(Stored entries)
◆ ◆ ◆ ◆
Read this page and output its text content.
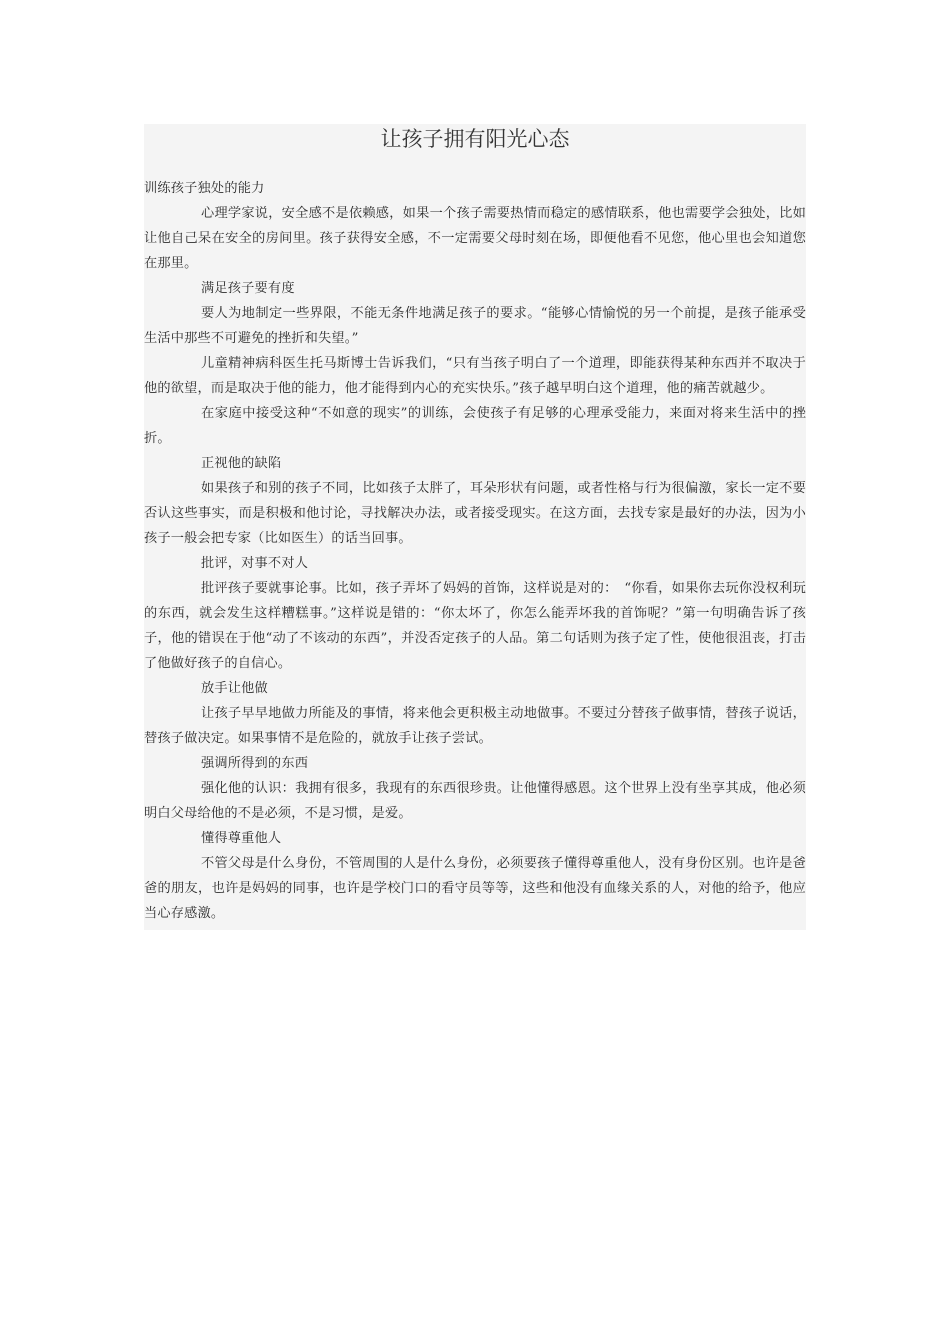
让孩子拥有阳光心态

训练孩子独处的能力

心理学家说，安全感不是依赖感，如果一个孩子需要热情而稳定的感情联系，他也需要学会独处，比如让他自己呆在安全的房间里。孩子获得安全感，不一定需要父母时刻在场，即便他看不见您，他心里也会知道您在那里。

满足孩子要有度

要人为地制定一些界限，不能无条件地满足孩子的要求。“能够心情愉悦的另一个前提，是孩子能承受生活中那些不可避免的挫折和失望。”

儿童精神病科医生托马斯博士告诉我们，“只有当孩子明白了一个道理，即能获得某种东西并不取决于他的欲望，而是取决于他的能力，他才能得到内心的充实快乐。”孩子越早明白这个道理，他的痛苦就越少。

在家庭中接受这种“不如意的现实”的训练，会使孩子有足够的心理承受能力，来面对将来生活中的挫折。

正视他的缺陷

如果孩子和别的孩子不同，比如孩子太胖了，耳朵形状有问题，或者性格与行为很偏激，家长一定不要否认这些事实，而是积极和他讨论，寻找解决办法，或者接受现实。在这方面，去找专家是最好的办法，因为小孩子一般会把专家（比如医生）的话当回事。

批评，对事不对人

批评孩子要就事论事。比如，孩子弄坏了妈妈的首饰，这样说是对的：　“你看，如果你去玩你没权利玩的东西，就会发生这样糟糕事。”这样说是错的：“你太坏了，你怎么能弄坏我的首饰呢？”第一句明确告诉了孩子，他的错误在于他“动了不该动的东西”，并没否定孩子的人品。第二句话则为孩子定了性，使他很沮丧，打击了他做好孩子的自信心。

放手让他做

让孩子早早地做力所能及的事情，将来他会更积极主动地做事。不要过分替孩子做事情，替孩子说话，替孩子做决定。如果事情不是危险的，就放手让孩子尝试。

强调所得到的东西

强化他的认识：我拥有很多，我现有的东西很珍贵。让他懂得感恩。这个世界上没有坐享其成，他必须明白父母给他的不是必须，不是习惯，是爱。

懂得尊重他人

不管父母是什么身份，不管周围的人是什么身份，必须要孩子懂得尊重他人，没有身份区别。也许是爸爸的朋友，也许是妈妈的同事，也许是学校门口的看守员等等，这些和他没有血缘关系的人，对他的给予，他应当心存感激。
◆ ◆ ◆ ◆
• [TASK TO COMPLETE] Copy out all the records exactly, excluding pictures.

• [OUTPUT FOR THIS TASK]
Read this page and output its text content.
让孩子拥有阳光心态

训练孩子独处的能力

心理学家说，安全感不是依赖感，如果一个孩子需要热情而稳定的感情联系，他也需要学会独处，比如让他自己呆在安全的房间里。孩子获得安全感，不一定需要父母时刻在场，即便他看不见您，他心里也会知道您在那里。

满足孩子要有度

要人为地制定一些界限，不能无条件地满足孩子的要求。“能够心情愉悦的另一个前提，是孩子能承受生活中那些不可避免的挫折和失望。”

儿童精神病科医生托马斯博士告诉我们，“只有当孩子明白了一个道理，即能获得某种东西并不取决于他的欲望，而是取决于他的能力，他才能得到内心的充实快乐。”孩子越早明白这个道理，他的痛苦就越少。

在家庭中接受这种“不如意的现实”的训练，会使孩子有足够的心理承受能力，来面对将来生活中的挫折。

正视他的缺陷

如果孩子和别的孩子不同，比如孩子太胖了，耳朵形状有问题，或者性格与行为很偏激，家长一定不要否认这些事实，而是积极和他讨论，寻找解决办法，或者接受现实。在这方面，去找专家是最好的办法，因为小孩子一般会把专家（比如医生）的话当回事。

批评，对事不对人

批评孩子要就事论事。比如，孩子弄坏了妈妈的首饰，这样说是对的：　“你看，如果你去玩你没权利玩的东西，就会发生这样糟糕事。”这样说是错的：“你太坏了，你怎么能弄坏我的首饰呢？”第一句明确告诉了孩子，他的错误在于他“动了不该动的东西”，并没否定孩子的人品。第二句话则为孩子定了性，使他很沮丧，打击了他做好孩子的自信心。

放手让他做

让孩子早早地做力所能及的事情，将来他会更积极主动地做事。不要过分替孩子做事情，替孩子说话，替孩子做决定。如果事情不是危险的，就放手让孩子尝试。

强调所得到的东西

强化他的认识：我拥有很多，我现有的东西很珍贵。让他懂得感恩。这个世界上没有坐享其成，他必须明白父母给他的不是必须，不是习惯，是爱。

懂得尊重他人

不管父母是什么身份，不管周围的人是什么身份，必须要孩子懂得尊重他人，没有身份区别。也许是爸爸的朋友，也许是妈妈的同事，也许是学校门口的看守员等等，这些和他没有血缘关系的人，对他的给予，他应当心存感激。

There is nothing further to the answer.